Stored entries

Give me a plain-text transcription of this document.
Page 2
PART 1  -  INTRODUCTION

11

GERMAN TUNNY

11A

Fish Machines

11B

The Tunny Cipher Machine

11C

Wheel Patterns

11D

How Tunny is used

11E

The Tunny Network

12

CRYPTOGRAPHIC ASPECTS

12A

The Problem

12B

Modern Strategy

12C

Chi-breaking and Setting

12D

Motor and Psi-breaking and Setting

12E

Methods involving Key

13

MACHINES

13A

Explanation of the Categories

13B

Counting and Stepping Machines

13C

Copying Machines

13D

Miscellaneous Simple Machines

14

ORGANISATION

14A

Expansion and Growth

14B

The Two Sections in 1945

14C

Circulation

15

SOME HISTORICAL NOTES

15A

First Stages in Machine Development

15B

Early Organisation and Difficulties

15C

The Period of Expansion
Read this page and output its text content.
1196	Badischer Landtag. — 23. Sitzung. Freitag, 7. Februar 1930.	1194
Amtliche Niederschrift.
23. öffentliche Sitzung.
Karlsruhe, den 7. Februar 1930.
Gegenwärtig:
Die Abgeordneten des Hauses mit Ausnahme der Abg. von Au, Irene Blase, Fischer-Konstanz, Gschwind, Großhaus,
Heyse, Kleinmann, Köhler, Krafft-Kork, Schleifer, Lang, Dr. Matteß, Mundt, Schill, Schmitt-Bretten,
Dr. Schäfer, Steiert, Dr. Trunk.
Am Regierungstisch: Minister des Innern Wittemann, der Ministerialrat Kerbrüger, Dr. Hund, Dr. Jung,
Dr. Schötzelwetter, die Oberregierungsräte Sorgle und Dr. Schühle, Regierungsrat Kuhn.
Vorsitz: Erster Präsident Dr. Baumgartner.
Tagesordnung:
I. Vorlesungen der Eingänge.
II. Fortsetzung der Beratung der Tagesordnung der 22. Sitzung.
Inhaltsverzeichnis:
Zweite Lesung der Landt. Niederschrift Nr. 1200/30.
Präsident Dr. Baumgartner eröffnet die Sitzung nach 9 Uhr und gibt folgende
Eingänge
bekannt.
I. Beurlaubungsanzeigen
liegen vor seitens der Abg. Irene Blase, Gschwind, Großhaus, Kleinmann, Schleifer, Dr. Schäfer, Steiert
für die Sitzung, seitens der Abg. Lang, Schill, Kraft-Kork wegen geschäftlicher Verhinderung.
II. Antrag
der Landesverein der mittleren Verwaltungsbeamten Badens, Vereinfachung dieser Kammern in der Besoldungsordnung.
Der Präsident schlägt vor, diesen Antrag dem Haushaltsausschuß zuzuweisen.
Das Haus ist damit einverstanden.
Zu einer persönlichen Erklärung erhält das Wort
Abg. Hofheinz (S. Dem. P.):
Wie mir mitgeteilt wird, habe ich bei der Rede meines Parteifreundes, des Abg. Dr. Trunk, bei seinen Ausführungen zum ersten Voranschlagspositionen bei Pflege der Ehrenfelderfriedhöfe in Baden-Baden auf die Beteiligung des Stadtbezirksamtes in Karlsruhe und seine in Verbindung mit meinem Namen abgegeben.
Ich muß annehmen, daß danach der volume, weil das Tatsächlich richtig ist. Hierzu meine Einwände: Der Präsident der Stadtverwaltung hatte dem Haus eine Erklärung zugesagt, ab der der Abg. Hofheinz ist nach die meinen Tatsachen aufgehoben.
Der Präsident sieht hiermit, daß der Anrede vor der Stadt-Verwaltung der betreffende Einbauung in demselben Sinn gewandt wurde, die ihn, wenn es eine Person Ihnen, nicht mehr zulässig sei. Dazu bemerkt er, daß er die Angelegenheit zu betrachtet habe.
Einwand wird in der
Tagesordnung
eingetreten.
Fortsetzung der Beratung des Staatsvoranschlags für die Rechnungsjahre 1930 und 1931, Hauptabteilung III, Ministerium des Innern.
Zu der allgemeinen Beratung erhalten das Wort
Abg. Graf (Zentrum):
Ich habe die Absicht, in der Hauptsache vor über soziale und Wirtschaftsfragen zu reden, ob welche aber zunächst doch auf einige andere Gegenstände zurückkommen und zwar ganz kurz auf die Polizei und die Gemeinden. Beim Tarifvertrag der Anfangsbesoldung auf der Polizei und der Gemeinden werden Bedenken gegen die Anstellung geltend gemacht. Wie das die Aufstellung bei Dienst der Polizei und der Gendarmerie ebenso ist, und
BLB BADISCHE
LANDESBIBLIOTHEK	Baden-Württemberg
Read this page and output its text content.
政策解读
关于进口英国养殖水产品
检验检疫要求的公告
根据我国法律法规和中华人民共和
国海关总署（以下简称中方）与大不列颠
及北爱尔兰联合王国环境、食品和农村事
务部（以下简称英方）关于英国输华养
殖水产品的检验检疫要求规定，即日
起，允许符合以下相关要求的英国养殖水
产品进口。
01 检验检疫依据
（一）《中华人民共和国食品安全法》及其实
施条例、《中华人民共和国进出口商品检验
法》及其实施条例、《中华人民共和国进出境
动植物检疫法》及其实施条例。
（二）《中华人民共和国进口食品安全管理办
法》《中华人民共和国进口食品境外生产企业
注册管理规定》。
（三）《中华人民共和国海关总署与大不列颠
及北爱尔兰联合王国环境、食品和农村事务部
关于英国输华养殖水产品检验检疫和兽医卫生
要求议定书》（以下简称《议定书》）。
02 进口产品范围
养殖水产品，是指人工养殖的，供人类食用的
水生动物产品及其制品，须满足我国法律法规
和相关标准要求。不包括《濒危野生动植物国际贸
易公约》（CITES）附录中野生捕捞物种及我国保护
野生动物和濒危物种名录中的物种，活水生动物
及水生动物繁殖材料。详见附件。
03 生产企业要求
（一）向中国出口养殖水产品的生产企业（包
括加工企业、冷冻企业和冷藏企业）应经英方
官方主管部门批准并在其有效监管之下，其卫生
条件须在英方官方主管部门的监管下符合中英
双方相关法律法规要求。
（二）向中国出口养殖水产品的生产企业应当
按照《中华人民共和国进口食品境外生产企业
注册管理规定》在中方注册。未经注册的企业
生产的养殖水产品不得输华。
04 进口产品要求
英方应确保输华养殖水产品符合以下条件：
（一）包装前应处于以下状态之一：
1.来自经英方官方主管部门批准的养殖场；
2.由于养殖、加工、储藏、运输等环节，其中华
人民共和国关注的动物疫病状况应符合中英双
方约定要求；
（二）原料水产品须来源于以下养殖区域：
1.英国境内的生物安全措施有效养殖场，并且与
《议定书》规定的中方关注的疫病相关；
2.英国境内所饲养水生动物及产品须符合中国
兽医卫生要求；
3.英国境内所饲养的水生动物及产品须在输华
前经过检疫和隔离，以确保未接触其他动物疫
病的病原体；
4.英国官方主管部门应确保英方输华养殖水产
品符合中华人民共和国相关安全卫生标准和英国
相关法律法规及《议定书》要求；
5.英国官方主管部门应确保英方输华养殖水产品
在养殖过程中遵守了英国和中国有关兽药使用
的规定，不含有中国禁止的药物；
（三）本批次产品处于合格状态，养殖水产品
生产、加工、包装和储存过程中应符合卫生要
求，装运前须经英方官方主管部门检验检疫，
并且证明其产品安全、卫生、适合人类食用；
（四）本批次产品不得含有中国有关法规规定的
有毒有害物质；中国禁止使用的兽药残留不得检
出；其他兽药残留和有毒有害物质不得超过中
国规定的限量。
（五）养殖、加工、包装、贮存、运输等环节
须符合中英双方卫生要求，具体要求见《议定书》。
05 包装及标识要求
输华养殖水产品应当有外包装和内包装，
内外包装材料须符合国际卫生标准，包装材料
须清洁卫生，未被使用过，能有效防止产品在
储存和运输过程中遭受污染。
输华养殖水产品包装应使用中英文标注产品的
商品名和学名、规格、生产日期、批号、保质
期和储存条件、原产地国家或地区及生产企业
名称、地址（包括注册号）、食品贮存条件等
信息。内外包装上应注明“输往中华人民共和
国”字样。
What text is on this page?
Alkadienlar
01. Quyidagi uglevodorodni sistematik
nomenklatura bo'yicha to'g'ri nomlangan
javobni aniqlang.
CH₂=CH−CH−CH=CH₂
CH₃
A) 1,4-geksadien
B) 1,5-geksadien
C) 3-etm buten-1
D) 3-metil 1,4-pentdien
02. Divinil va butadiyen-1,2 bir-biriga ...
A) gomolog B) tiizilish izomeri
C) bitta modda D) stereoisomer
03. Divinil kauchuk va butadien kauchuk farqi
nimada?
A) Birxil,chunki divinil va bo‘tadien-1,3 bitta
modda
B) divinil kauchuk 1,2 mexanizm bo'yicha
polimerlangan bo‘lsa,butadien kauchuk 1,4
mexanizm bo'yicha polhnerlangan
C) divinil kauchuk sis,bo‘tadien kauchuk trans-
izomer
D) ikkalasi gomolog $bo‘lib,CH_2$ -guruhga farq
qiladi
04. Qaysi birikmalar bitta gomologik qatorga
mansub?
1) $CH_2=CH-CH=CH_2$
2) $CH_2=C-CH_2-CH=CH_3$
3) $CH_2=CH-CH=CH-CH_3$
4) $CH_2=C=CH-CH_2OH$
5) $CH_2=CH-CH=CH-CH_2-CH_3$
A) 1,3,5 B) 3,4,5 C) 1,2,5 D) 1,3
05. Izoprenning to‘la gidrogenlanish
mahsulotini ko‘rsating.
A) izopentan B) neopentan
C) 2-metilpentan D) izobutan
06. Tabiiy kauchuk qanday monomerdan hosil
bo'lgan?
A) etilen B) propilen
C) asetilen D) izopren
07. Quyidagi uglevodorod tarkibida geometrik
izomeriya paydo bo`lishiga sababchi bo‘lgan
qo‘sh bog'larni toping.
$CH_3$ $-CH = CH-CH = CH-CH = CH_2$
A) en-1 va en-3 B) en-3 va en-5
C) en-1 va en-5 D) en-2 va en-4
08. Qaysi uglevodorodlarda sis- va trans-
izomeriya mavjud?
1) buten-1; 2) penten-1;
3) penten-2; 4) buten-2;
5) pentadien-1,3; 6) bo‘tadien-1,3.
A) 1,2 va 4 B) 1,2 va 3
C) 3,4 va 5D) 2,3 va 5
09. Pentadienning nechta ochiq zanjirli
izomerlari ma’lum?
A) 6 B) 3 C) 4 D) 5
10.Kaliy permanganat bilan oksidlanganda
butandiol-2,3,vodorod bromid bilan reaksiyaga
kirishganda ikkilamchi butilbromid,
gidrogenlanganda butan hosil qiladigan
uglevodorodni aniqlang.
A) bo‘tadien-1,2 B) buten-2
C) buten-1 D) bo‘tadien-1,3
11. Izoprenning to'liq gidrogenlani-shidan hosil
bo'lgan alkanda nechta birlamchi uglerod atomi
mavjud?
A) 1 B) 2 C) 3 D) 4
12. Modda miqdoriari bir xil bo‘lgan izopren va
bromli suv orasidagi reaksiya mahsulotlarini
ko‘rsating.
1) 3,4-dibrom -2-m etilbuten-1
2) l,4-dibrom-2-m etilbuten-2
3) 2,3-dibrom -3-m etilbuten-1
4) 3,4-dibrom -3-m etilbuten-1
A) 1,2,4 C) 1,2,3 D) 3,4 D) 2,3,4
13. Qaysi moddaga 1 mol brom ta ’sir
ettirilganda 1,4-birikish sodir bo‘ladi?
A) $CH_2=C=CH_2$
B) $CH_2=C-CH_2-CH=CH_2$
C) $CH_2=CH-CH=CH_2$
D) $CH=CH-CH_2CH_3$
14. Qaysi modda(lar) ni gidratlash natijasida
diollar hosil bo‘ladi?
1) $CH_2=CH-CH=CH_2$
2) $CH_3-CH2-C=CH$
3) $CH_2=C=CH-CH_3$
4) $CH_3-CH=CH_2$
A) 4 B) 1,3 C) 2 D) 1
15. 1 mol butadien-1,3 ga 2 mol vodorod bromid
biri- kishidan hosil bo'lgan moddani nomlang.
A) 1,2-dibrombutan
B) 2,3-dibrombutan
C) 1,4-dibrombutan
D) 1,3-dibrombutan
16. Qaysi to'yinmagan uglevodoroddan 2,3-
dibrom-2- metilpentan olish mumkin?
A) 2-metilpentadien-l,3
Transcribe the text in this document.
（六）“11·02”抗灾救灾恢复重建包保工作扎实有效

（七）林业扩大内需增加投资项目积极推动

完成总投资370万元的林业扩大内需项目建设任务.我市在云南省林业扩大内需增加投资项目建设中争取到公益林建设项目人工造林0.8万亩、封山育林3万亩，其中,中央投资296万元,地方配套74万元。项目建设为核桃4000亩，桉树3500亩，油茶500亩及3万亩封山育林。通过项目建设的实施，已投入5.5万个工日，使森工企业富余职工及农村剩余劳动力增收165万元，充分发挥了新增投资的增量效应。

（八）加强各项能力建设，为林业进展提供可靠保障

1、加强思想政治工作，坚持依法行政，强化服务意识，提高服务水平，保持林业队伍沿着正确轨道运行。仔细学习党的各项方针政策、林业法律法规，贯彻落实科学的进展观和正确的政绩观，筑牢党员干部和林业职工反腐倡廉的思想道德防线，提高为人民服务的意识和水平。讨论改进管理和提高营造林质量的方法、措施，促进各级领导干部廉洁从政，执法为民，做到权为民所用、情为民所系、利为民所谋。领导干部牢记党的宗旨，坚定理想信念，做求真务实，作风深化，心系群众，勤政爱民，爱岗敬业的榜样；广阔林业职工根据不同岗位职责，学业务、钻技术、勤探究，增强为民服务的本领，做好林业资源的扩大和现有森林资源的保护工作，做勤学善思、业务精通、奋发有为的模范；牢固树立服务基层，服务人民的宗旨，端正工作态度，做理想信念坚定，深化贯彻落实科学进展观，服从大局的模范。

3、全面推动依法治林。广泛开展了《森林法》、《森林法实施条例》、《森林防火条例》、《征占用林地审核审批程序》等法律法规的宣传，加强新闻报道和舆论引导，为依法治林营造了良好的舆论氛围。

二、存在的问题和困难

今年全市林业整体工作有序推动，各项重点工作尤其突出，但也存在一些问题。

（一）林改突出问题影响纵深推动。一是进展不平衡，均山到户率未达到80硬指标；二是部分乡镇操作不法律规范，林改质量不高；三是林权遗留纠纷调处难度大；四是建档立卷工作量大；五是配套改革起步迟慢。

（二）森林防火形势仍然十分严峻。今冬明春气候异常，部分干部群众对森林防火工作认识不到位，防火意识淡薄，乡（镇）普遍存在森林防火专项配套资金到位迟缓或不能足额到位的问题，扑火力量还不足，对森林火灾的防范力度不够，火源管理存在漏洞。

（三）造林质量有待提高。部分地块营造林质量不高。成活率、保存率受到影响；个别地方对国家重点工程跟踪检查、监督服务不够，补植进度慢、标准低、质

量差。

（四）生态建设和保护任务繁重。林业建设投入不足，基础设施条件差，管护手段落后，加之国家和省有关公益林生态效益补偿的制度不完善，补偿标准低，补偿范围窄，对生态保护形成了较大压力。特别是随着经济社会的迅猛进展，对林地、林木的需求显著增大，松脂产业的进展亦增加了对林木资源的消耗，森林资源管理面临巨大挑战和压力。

Aim ::
Using the material above, state how many lines include the string "运输等环节". Answer with a single number.

Task answer ::
2